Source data

--- BEGIN ---

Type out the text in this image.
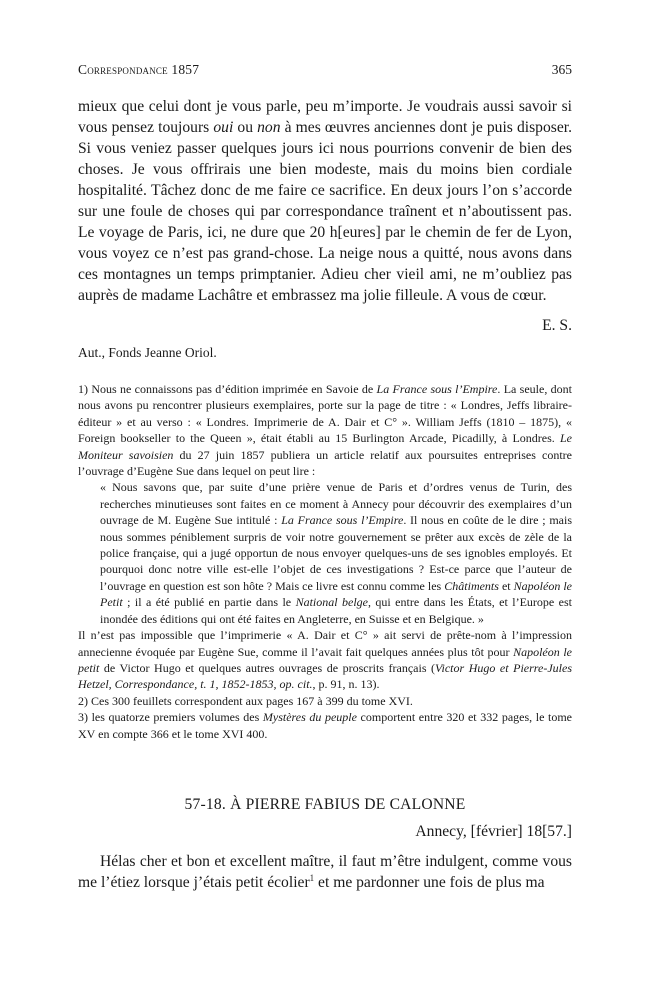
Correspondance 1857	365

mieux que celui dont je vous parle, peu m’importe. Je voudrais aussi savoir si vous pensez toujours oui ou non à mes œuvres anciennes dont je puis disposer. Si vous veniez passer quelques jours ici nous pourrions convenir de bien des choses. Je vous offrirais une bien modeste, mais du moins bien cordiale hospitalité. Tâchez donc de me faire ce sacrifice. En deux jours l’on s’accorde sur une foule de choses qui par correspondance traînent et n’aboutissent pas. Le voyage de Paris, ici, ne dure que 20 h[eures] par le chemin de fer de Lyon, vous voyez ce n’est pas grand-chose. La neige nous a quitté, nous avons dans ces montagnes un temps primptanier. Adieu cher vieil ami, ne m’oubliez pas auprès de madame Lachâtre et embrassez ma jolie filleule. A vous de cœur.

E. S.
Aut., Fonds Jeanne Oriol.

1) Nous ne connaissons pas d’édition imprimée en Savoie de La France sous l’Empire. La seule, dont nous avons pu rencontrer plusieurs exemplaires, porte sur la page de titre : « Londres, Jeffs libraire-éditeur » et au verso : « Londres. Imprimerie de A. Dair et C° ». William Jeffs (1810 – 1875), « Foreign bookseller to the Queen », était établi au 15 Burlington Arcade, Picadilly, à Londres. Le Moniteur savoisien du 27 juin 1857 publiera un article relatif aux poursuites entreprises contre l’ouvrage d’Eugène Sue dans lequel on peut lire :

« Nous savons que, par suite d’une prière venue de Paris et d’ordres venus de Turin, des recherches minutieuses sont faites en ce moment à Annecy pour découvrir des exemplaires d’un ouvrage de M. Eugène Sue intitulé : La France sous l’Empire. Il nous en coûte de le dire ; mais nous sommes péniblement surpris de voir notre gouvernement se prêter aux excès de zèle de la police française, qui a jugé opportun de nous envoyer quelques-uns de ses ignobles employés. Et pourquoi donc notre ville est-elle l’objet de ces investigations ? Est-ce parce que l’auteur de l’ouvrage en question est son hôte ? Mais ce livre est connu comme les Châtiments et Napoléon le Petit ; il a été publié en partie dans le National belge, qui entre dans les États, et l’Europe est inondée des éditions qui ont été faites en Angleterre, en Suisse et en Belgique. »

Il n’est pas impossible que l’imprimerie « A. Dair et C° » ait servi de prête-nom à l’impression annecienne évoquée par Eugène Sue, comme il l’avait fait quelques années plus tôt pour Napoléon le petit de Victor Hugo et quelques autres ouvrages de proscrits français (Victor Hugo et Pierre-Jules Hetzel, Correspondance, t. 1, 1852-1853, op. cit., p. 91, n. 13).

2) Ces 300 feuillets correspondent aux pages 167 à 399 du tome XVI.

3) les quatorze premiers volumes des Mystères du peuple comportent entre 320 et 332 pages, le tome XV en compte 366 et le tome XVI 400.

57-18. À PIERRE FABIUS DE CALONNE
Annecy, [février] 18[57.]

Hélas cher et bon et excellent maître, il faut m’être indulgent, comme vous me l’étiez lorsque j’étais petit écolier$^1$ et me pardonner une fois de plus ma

--- END ---
--- BEGIN ---

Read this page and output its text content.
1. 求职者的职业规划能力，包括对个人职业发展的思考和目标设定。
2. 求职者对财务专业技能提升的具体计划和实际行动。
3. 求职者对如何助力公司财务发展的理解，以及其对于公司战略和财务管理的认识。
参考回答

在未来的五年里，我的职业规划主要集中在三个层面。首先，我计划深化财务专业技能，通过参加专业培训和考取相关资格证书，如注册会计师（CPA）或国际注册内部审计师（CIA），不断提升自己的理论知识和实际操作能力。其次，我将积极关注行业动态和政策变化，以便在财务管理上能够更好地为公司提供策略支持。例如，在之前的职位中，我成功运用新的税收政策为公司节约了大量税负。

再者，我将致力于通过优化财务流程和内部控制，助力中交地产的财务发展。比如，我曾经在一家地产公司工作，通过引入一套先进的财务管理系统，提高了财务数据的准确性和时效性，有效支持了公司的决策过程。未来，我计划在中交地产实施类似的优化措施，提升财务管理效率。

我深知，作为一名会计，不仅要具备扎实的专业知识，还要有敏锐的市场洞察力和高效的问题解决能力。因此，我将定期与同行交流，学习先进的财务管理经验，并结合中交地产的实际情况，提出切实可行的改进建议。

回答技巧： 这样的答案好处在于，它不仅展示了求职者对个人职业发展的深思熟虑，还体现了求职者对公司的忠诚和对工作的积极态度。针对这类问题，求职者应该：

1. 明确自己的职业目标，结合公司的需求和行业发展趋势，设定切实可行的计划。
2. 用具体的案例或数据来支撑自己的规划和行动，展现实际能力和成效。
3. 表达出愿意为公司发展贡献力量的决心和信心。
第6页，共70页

--- END ---

_Written problem:_
Scan the records above for the string "Annecy", then select every line that holds it.

_Final result:_
« Nous savons que, par suite d’une prière venue de Paris et d’ordres venus de Turin, des recherches minutieuses sont faites en ce moment à Annecy pour découvrir des exemplaires d’un ouvrage de M. Eugène Sue intitulé : La France sous l’Empire. Il nous en coûte de le dire ; mais nous sommes péniblement surpris de voir notre gouvernement se prêter aux excès de zèle de la police française, qui a jugé opportun de nous envoyer quelques-uns de ses ignobles employés. Et pourquoi donc notre ville est-elle l’objet de ces investigations ? Est-ce parce que l’auteur de l’ouvrage en question est son hôte ? Mais ce livre est connu comme les Châtiments et Napoléon le Petit ; il a été publié en partie dans le National belge, qui entre dans les États, et l’Europe est inondée des éditions qui ont été faites en Angleterre, en Suisse et en Belgique. »
Annecy, [février] 18[57.]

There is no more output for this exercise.